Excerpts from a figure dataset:
═══
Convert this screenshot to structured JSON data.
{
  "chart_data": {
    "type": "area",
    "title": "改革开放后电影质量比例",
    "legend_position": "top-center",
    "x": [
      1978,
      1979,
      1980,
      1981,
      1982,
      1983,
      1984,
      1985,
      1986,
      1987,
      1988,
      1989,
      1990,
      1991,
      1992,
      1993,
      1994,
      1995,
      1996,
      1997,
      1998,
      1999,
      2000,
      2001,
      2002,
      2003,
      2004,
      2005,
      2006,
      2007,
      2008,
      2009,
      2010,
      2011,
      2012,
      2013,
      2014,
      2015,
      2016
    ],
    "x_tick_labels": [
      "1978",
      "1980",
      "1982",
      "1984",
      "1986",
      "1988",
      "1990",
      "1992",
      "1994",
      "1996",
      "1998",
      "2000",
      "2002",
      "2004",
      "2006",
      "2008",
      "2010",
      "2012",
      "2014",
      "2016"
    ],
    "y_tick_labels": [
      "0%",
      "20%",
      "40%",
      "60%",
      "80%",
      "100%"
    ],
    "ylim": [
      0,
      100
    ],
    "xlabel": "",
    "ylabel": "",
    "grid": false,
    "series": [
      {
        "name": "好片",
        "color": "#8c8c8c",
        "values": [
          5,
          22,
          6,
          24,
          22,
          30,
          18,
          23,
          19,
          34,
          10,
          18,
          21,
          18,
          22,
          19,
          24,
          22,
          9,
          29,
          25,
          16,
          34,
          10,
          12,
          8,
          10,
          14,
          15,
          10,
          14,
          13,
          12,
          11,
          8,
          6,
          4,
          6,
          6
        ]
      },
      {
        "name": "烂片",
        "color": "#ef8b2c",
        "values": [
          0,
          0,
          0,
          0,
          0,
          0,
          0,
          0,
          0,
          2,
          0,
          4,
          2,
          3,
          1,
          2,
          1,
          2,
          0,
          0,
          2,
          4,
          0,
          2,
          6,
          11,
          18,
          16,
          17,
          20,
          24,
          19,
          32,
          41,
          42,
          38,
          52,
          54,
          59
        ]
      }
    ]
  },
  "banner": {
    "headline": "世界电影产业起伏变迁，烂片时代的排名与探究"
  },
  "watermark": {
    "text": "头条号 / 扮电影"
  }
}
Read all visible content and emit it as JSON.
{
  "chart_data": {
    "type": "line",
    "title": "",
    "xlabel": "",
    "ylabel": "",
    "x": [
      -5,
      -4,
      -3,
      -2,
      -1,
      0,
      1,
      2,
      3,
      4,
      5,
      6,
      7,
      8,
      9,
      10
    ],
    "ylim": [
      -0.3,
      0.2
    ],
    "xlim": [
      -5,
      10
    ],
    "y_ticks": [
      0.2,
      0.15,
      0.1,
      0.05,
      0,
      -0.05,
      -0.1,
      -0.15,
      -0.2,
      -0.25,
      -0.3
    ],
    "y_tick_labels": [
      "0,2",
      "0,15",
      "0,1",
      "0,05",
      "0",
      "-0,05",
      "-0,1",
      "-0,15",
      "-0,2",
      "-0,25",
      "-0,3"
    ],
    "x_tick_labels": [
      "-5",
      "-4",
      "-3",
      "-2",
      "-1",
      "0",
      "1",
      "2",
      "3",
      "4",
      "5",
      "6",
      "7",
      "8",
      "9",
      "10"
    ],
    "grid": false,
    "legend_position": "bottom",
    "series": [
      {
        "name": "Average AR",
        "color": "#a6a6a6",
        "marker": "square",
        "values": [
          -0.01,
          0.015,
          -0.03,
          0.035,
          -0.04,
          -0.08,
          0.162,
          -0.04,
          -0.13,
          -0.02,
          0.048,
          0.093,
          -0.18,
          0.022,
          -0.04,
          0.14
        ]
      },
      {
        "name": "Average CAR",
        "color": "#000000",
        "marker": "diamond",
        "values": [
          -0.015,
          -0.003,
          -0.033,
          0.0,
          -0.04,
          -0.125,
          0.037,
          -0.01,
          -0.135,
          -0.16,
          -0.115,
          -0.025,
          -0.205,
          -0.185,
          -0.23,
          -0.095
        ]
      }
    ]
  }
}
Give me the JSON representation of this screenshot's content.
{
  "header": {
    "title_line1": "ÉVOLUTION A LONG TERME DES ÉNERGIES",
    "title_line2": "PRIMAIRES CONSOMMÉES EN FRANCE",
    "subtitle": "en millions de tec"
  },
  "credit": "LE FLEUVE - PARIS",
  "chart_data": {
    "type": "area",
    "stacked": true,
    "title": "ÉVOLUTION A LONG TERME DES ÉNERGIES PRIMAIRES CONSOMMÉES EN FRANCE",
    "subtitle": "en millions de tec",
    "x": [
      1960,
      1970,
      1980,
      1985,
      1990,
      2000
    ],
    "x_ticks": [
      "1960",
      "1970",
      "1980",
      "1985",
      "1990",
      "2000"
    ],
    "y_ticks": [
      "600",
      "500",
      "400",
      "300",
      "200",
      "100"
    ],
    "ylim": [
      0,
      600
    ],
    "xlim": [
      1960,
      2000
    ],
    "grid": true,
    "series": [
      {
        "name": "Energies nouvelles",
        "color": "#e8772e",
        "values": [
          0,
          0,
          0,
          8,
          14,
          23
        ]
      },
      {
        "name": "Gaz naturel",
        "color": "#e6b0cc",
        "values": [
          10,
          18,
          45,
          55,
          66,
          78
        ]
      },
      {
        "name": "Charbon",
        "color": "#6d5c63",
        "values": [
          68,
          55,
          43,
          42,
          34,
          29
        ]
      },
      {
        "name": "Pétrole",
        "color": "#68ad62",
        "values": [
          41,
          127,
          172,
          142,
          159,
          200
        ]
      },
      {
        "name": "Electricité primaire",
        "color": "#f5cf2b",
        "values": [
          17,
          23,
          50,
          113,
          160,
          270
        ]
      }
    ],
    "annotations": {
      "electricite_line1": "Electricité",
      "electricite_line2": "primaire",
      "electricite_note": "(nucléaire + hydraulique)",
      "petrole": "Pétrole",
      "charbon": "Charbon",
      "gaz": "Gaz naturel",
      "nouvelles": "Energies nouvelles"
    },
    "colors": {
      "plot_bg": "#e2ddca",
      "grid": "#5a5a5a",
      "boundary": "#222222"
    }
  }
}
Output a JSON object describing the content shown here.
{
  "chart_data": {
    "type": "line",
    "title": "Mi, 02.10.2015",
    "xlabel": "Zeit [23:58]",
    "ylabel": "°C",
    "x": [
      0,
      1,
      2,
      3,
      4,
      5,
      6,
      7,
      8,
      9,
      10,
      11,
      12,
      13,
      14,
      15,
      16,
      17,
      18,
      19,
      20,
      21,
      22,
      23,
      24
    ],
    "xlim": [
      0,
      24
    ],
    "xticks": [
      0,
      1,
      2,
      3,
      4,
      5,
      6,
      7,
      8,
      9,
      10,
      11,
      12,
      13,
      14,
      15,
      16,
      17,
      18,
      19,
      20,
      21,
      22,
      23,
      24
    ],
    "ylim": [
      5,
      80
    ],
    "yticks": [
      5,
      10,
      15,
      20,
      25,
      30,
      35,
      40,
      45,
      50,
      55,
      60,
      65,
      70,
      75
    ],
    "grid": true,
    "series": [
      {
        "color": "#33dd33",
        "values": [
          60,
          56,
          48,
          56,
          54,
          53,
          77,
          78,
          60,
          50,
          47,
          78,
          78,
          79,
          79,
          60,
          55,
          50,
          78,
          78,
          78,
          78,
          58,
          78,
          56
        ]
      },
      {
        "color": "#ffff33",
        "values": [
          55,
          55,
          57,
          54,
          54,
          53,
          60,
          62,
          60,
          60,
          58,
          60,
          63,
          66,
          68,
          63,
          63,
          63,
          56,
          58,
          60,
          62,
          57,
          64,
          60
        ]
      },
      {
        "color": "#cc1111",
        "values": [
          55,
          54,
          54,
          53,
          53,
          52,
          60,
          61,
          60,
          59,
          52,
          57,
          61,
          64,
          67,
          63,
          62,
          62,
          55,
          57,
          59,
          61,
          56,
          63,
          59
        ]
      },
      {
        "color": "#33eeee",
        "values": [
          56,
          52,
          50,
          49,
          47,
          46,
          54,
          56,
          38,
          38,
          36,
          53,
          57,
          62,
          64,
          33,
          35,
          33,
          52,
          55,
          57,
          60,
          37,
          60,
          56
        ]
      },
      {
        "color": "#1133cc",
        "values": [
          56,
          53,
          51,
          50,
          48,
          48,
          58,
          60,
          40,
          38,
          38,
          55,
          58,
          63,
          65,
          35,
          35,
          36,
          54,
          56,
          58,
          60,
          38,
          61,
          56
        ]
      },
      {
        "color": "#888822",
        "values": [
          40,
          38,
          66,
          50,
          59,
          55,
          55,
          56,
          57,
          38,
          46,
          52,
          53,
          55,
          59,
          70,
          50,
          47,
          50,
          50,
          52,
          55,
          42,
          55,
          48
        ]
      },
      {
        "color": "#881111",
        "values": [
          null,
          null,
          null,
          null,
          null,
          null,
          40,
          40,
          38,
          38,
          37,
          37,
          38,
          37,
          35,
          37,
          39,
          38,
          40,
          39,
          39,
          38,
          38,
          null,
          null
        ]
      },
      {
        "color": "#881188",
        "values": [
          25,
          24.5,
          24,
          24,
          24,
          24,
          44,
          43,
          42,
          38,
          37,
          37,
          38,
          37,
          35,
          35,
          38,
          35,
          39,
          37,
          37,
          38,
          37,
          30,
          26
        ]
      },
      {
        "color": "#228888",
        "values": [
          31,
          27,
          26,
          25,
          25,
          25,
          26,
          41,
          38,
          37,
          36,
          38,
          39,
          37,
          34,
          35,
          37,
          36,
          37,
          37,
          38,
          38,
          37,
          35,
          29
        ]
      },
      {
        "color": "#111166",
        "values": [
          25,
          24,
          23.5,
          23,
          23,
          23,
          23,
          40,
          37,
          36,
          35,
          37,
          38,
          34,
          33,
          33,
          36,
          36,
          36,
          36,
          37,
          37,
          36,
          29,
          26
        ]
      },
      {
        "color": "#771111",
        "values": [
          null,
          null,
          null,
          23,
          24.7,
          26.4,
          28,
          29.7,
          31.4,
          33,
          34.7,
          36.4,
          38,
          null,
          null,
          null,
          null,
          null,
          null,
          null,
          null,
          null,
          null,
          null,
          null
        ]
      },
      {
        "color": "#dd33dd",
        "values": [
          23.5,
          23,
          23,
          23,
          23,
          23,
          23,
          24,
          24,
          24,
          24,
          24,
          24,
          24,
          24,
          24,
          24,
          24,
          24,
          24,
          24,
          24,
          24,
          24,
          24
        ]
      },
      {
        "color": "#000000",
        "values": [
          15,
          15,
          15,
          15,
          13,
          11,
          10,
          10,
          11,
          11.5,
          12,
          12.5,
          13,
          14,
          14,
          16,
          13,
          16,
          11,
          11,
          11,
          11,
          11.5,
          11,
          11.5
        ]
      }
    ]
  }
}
═══
Gather each line of the listing that holds the string "ÉNERGIES".

    "title_line1": "ÉVOLUTION A LONG TERME DES ÉNERGIES",
    "title": "ÉVOLUTION A LONG TERME DES ÉNERGIES PRIMAIRES CONSOMMÉES EN FRANCE",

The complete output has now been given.